+++ Excerpted data

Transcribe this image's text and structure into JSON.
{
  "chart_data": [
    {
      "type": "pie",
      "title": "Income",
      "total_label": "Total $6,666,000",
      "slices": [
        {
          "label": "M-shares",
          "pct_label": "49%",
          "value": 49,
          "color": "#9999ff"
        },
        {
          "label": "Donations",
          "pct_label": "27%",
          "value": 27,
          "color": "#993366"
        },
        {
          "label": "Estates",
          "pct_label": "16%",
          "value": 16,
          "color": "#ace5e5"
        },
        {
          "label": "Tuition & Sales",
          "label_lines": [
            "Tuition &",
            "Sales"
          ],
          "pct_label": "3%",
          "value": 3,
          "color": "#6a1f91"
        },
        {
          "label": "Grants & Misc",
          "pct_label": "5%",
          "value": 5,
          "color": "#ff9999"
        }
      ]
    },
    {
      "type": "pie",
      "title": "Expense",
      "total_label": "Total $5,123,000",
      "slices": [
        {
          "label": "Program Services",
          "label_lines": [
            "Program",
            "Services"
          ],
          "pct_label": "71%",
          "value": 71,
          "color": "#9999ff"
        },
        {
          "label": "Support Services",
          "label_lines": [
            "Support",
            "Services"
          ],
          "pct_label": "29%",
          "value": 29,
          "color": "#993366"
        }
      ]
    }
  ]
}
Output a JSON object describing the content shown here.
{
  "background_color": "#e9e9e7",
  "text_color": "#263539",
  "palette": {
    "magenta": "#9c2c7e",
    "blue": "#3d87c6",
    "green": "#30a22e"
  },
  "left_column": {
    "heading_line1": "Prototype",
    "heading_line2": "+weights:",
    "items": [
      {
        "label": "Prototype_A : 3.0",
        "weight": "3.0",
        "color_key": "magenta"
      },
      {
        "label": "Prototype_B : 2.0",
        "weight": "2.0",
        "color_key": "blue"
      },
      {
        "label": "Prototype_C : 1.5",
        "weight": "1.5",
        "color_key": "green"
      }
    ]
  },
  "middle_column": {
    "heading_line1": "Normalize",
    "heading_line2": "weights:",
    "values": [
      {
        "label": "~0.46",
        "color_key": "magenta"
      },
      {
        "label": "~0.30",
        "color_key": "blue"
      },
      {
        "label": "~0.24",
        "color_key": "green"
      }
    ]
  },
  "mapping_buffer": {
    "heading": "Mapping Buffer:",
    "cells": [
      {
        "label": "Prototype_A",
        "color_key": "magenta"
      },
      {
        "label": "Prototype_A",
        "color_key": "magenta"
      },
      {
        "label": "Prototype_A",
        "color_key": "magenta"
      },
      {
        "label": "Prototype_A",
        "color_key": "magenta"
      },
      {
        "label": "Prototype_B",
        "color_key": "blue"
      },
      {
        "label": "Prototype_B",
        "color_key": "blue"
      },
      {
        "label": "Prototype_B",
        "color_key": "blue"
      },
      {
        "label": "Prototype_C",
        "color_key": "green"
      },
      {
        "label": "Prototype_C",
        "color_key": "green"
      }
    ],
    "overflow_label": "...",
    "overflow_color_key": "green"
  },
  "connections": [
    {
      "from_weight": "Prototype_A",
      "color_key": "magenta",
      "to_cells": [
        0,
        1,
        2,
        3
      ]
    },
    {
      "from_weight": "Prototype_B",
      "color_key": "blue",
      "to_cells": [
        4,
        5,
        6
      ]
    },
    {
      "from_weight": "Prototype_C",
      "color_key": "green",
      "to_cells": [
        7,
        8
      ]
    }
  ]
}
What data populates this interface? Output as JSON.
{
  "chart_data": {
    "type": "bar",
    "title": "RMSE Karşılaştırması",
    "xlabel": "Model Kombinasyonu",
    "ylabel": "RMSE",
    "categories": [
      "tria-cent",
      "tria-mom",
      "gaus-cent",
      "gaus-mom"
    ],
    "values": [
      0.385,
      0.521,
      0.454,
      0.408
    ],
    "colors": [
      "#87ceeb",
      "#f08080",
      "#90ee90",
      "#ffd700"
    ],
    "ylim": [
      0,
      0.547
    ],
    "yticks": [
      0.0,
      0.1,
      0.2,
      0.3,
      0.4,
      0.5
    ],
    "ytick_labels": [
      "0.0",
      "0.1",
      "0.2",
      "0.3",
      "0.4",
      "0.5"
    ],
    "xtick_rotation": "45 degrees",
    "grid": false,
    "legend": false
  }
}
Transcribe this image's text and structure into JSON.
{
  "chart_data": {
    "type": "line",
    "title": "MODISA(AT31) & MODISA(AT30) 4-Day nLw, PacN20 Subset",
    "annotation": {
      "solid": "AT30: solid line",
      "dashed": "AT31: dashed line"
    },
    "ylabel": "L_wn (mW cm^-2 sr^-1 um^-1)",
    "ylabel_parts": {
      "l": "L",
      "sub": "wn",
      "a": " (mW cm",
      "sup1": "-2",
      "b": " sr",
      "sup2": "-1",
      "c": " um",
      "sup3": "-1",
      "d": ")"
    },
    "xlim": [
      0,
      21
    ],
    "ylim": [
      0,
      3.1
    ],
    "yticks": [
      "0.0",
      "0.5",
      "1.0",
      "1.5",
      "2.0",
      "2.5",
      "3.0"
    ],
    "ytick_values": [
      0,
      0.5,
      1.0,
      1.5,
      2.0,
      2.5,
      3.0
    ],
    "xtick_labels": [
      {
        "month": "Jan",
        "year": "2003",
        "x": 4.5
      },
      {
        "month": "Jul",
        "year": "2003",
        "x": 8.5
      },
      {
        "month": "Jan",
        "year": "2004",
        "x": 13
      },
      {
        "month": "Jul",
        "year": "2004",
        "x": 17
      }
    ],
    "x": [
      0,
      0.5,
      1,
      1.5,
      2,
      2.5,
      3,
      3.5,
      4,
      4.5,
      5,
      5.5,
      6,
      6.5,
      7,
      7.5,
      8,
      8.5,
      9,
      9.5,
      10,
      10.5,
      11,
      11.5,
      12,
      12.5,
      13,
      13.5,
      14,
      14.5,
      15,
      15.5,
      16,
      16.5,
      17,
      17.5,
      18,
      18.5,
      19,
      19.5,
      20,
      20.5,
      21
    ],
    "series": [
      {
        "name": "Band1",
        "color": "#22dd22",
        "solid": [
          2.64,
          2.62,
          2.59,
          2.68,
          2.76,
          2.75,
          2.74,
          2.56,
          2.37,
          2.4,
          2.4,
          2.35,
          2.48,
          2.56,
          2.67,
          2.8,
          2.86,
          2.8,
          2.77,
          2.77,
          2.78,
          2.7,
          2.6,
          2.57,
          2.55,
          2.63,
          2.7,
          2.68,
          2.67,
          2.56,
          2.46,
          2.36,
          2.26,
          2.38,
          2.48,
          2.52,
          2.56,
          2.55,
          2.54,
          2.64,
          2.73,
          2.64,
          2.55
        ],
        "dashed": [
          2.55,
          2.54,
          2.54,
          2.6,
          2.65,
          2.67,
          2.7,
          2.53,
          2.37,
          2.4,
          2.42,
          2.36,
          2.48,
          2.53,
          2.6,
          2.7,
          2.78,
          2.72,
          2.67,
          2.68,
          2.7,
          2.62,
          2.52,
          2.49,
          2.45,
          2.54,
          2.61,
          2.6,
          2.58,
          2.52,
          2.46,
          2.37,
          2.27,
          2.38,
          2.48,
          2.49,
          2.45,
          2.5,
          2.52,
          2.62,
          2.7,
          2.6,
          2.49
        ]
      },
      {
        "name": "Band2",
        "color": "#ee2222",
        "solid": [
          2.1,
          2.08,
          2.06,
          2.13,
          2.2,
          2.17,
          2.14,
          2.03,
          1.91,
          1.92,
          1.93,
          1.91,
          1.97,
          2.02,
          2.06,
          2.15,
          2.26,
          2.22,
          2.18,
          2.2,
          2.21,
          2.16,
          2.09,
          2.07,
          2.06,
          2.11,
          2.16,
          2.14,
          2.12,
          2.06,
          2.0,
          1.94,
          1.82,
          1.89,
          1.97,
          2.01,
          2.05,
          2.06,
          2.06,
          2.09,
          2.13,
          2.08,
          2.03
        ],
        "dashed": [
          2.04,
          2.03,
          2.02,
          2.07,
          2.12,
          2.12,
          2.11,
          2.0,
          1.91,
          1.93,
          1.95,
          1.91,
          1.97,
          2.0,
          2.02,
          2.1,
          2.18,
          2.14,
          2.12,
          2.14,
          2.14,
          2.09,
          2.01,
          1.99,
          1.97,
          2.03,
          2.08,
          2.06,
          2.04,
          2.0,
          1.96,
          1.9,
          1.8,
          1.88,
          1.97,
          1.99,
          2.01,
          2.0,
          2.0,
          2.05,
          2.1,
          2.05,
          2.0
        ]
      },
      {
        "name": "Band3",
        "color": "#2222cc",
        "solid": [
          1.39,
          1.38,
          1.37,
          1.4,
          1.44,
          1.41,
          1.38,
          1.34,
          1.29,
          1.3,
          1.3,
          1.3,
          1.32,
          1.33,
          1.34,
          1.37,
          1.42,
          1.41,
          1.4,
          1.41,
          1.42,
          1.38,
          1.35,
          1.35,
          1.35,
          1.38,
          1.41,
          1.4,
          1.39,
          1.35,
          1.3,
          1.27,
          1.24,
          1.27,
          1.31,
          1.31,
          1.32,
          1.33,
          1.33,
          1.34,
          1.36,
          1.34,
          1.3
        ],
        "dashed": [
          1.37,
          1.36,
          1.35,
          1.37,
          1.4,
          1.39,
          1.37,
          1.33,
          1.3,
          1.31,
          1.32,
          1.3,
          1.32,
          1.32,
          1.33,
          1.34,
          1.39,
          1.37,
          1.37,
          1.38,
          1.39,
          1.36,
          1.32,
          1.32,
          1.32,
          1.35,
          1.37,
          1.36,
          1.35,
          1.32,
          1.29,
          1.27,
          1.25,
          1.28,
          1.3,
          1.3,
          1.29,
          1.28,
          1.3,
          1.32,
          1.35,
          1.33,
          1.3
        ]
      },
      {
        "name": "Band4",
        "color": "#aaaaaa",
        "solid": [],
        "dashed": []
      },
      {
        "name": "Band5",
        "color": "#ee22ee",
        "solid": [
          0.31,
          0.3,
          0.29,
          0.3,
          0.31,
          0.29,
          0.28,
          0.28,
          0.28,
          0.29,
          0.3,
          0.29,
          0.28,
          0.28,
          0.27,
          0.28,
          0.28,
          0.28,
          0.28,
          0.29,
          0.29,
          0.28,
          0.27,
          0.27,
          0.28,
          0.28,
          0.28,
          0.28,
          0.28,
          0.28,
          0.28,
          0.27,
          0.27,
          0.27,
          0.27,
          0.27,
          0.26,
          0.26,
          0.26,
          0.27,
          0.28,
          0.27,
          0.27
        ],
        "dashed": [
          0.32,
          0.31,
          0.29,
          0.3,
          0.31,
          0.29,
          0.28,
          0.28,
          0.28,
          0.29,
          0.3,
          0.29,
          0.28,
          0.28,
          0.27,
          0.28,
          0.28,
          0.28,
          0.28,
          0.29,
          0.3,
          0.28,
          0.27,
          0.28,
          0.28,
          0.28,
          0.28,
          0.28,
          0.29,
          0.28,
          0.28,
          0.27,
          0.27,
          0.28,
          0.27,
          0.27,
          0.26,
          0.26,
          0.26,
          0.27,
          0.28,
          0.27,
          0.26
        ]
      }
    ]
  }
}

++++++

--- What this task involves ---
Report only the count of lines that include the string "Output".

--- Response below ---
2